++++ MATERIAL SUPPLIED ++++

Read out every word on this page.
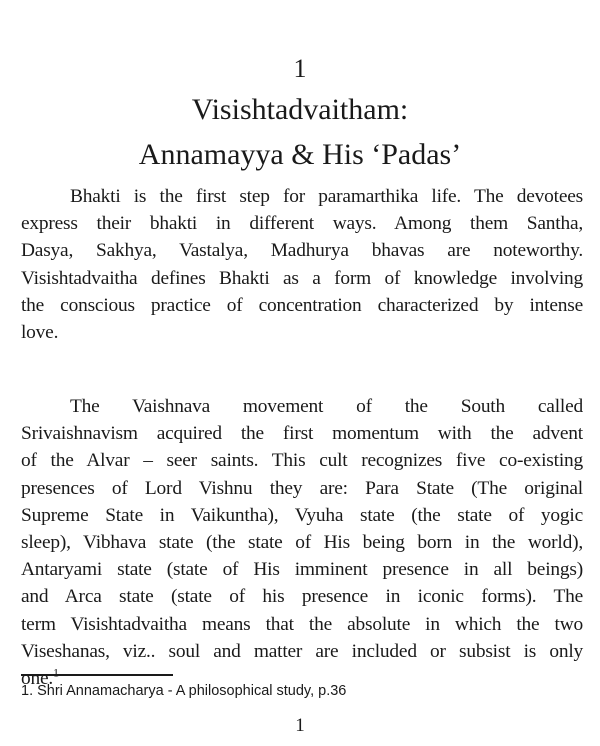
1
Visishtadvaitham:
Annamayya & His ‘Padas’
Bhakti is the first step for paramarthika life. The devotees
express their bhakti in different ways. Among them Santha,
Dasya, Sakhya, Vastalya, Madhurya bhavas are noteworthy.
Visishtadvaitha defines Bhakti as a form of knowledge involving
the conscious practice of concentration characterized by intense
love.
The Vaishnava movement of the South called
Srivaishnavism acquired the first momentum with the advent
of the Alvar – seer saints. This cult recognizes five co-existing
presences of Lord Vishnu they are: Para State (The original
Supreme State in Vaikuntha), Vyuha state (the state of yogic
sleep), Vibhava state (the state of His being born in the world),
Antaryami state (state of His imminent presence in all beings)
and Arca state (state of his presence in iconic forms). The
term Visishtadvaitha means that the absolute in which the two
Viseshanas, viz.. soul and matter are included or subsist is only
one.$^1$
1. Shri Annamacharya - A philosophical study, p.36
1
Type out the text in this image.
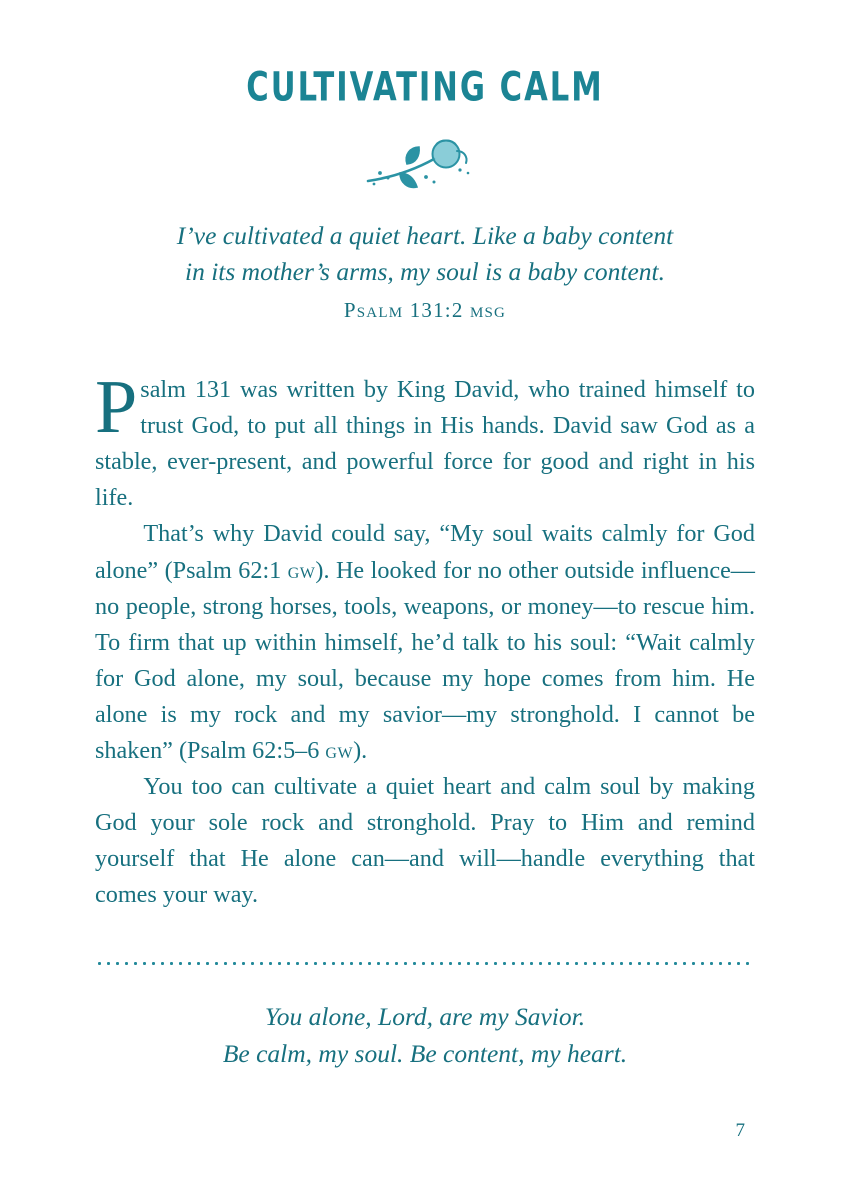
CULTIVATING CALM
I’ve cultivated a quiet heart. Like a baby content
in its mother’s arms, my soul is a baby content.
Psalm 131:2 msg

Psalm 131 was written by King David, who trained himself to trust God, to put all things in His hands. David saw God as a stable, ever-present, and powerful force for good and right in his life.

That’s why David could say, “My soul waits calmly for God alone” (Psalm 62:1 gw). He looked for no other outside influence—no people, strong horses, tools, weapons, or money—to rescue him. To firm that up within himself, he’d talk to his soul: “Wait calmly for God alone, my soul, because my hope comes from him. He alone is my rock and my savior—my stronghold. I cannot be shaken” (Psalm 62:5–6 gw).

You too can cultivate a quiet heart and calm soul by making God your sole rock and stronghold. Pray to Him and remind yourself that He alone can—and will—handle everything that comes your way.

You alone, Lord, are my Savior.
Be calm, my soul. Be content, my heart.
7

++++

_WHAT YOU ARE ASKED TO DO:_ Count all lines of the data that include "quiet". The answer is the number alone.

_EXPECTED ANSWER:_ 2